-- begin Supplied material --
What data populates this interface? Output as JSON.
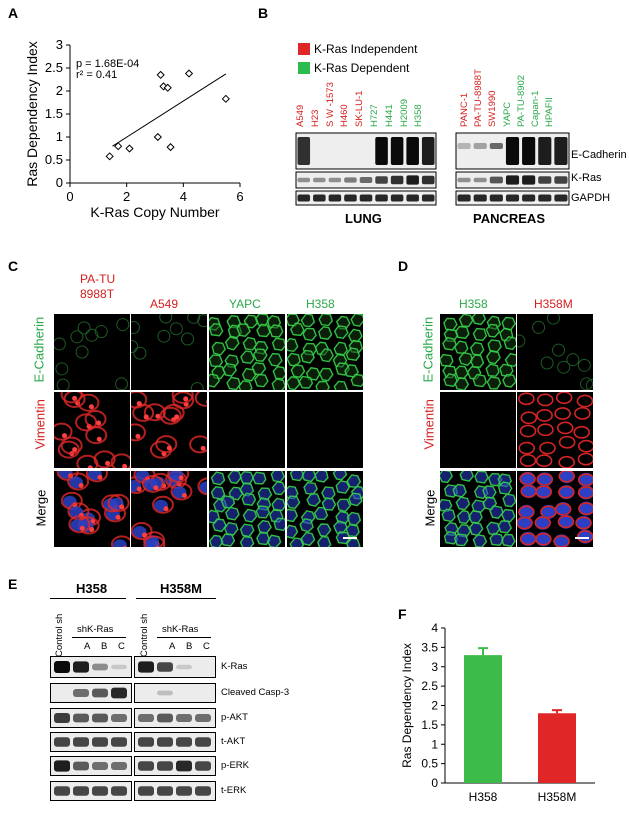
{
  "panelA": {
    "label": "A",
    "stats": [
      "p = 1.68E-04",
      "r² = 0.41"
    ],
    "chart_data": {
      "type": "scatter",
      "xlabel": "K-Ras Copy Number",
      "ylabel": "Ras Dependency Index",
      "xlim": [
        0,
        6
      ],
      "ylim": [
        0,
        3
      ],
      "xticks": [
        "0",
        "2",
        "4",
        "6"
      ],
      "yticks": [
        "0",
        "0.5",
        "1",
        "1.5",
        "2",
        "2.5",
        "3"
      ],
      "points": [
        [
          1.4,
          0.58
        ],
        [
          1.7,
          0.8
        ],
        [
          2.1,
          0.75
        ],
        [
          3.1,
          1.0
        ],
        [
          3.2,
          2.35
        ],
        [
          3.3,
          2.1
        ],
        [
          3.45,
          2.07
        ],
        [
          3.55,
          0.78
        ],
        [
          4.2,
          2.38
        ],
        [
          5.5,
          1.83
        ]
      ],
      "fit_line": [
        [
          1.5,
          0.8
        ],
        [
          5.5,
          2.37
        ]
      ]
    }
  },
  "panelB": {
    "label": "B",
    "legend": [
      {
        "text": "K-Ras Independent",
        "color": "#e02626"
      },
      {
        "text": "K-Ras Dependent",
        "color": "#2dbb4e"
      }
    ],
    "lung_lanes": [
      {
        "name": "A549",
        "color": "red"
      },
      {
        "name": "H23",
        "color": "red"
      },
      {
        "name": "S W -1573",
        "color": "red"
      },
      {
        "name": "H460",
        "color": "red"
      },
      {
        "name": "SK-LU-1",
        "color": "red"
      },
      {
        "name": "H727",
        "color": "green"
      },
      {
        "name": "H441",
        "color": "green"
      },
      {
        "name": "H2009",
        "color": "green"
      },
      {
        "name": "H358",
        "color": "green"
      }
    ],
    "pancreas_lanes": [
      {
        "name": "PANC-1",
        "color": "red"
      },
      {
        "name": "PA-TU-8988T",
        "color": "red"
      },
      {
        "name": "SW1990",
        "color": "red"
      },
      {
        "name": "YAPC",
        "color": "green"
      },
      {
        "name": "PA-TU-8902",
        "color": "green"
      },
      {
        "name": "Capan-1",
        "color": "green"
      },
      {
        "name": "HPAFII",
        "color": "green"
      }
    ],
    "rows": [
      "E-Cadherin",
      "K-Ras",
      "GAPDH"
    ],
    "group_lung": "LUNG",
    "group_pancreas": "PANCREAS"
  },
  "panelC": {
    "label": "C",
    "col_pa_tu_1": "PA-TU",
    "col_pa_tu_2": "8988T",
    "col_a549": "A549",
    "col_yapc": "YAPC",
    "col_h358": "H358",
    "row_ecad": "E-Cadherin",
    "row_vim": "Vimentin",
    "row_merge": "Merge"
  },
  "panelD": {
    "label": "D",
    "col_h358": "H358",
    "col_h358m": "H358M",
    "row_ecad": "E-Cadherin",
    "row_vim": "Vimentin",
    "row_merge": "Merge"
  },
  "panelE": {
    "label": "E",
    "group1": "H358",
    "group2": "H358M",
    "control": "Control sh",
    "shk": "shK-Ras",
    "lanes": [
      "A",
      "B",
      "C"
    ],
    "rows": [
      "K-Ras",
      "Cleaved Casp-3",
      "p-AKT",
      "t-AKT",
      "p-ERK",
      "t-ERK"
    ]
  },
  "panelF": {
    "label": "F",
    "chart_data": {
      "type": "bar",
      "categories": [
        "H358",
        "H358M"
      ],
      "values": [
        3.3,
        1.8
      ],
      "errors": [
        0.18,
        0.08
      ],
      "colors": [
        "#3dbb4a",
        "#e02626"
      ],
      "ylabel": "Ras Dependency Index",
      "ylim": [
        0,
        4
      ],
      "yticks": [
        "0",
        "0.5",
        "1",
        "1.5",
        "2",
        "2.5",
        "3",
        "3.5",
        "4"
      ]
    }
  }
}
-- end Supplied material --
> **What needs to be done**
Restate the whole listing above exactly, please, omitting every image.

> **Complete response**
What data populates this interface? Output as JSON.
{
  "panelA": {
    "label": "A",
    "stats": [
      "p = 1.68E-04",
      "r² = 0.41"
    ],
    "chart_data": {
      "type": "scatter",
      "xlabel": "K-Ras Copy Number",
      "ylabel": "Ras Dependency Index",
      "xlim": [
        0,
        6
      ],
      "ylim": [
        0,
        3
      ],
      "xticks": [
        "0",
        "2",
        "4",
        "6"
      ],
      "yticks": [
        "0",
        "0.5",
        "1",
        "1.5",
        "2",
        "2.5",
        "3"
      ],
      "points": [
        [
          1.4,
          0.58
        ],
        [
          1.7,
          0.8
        ],
        [
          2.1,
          0.75
        ],
        [
          3.1,
          1.0
        ],
        [
          3.2,
          2.35
        ],
        [
          3.3,
          2.1
        ],
        [
          3.45,
          2.07
        ],
        [
          3.55,
          0.78
        ],
        [
          4.2,
          2.38
        ],
        [
          5.5,
          1.83
        ]
      ],
      "fit_line": [
        [
          1.5,
          0.8
        ],
        [
          5.5,
          2.37
        ]
      ]
    }
  },
  "panelB": {
    "label": "B",
    "legend": [
      {
        "text": "K-Ras Independent",
        "color": "#e02626"
      },
      {
        "text": "K-Ras Dependent",
        "color": "#2dbb4e"
      }
    ],
    "lung_lanes": [
      {
        "name": "A549",
        "color": "red"
      },
      {
        "name": "H23",
        "color": "red"
      },
      {
        "name": "S W -1573",
        "color": "red"
      },
      {
        "name": "H460",
        "color": "red"
      },
      {
        "name": "SK-LU-1",
        "color": "red"
      },
      {
        "name": "H727",
        "color": "green"
      },
      {
        "name": "H441",
        "color": "green"
      },
      {
        "name": "H2009",
        "color": "green"
      },
      {
        "name": "H358",
        "color": "green"
      }
    ],
    "pancreas_lanes": [
      {
        "name": "PANC-1",
        "color": "red"
      },
      {
        "name": "PA-TU-8988T",
        "color": "red"
      },
      {
        "name": "SW1990",
        "color": "red"
      },
      {
        "name": "YAPC",
        "color": "green"
      },
      {
        "name": "PA-TU-8902",
        "color": "green"
      },
      {
        "name": "Capan-1",
        "color": "green"
      },
      {
        "name": "HPAFII",
        "color": "green"
      }
    ],
    "rows": [
      "E-Cadherin",
      "K-Ras",
      "GAPDH"
    ],
    "group_lung": "LUNG",
    "group_pancreas": "PANCREAS"
  },
  "panelC": {
    "label": "C",
    "col_pa_tu_1": "PA-TU",
    "col_pa_tu_2": "8988T",
    "col_a549": "A549",
    "col_yapc": "YAPC",
    "col_h358": "H358",
    "row_ecad": "E-Cadherin",
    "row_vim": "Vimentin",
    "row_merge": "Merge"
  },
  "panelD": {
    "label": "D",
    "col_h358": "H358",
    "col_h358m": "H358M",
    "row_ecad": "E-Cadherin",
    "row_vim": "Vimentin",
    "row_merge": "Merge"
  },
  "panelE": {
    "label": "E",
    "group1": "H358",
    "group2": "H358M",
    "control": "Control sh",
    "shk": "shK-Ras",
    "lanes": [
      "A",
      "B",
      "C"
    ],
    "rows": [
      "K-Ras",
      "Cleaved Casp-3",
      "p-AKT",
      "t-AKT",
      "p-ERK",
      "t-ERK"
    ]
  },
  "panelF": {
    "label": "F",
    "chart_data": {
      "type": "bar",
      "categories": [
        "H358",
        "H358M"
      ],
      "values": [
        3.3,
        1.8
      ],
      "errors": [
        0.18,
        0.08
      ],
      "colors": [
        "#3dbb4a",
        "#e02626"
      ],
      "ylabel": "Ras Dependency Index",
      "ylim": [
        0,
        4
      ],
      "yticks": [
        "0",
        "0.5",
        "1",
        "1.5",
        "2",
        "2.5",
        "3",
        "3.5",
        "4"
      ]
    }
  }
}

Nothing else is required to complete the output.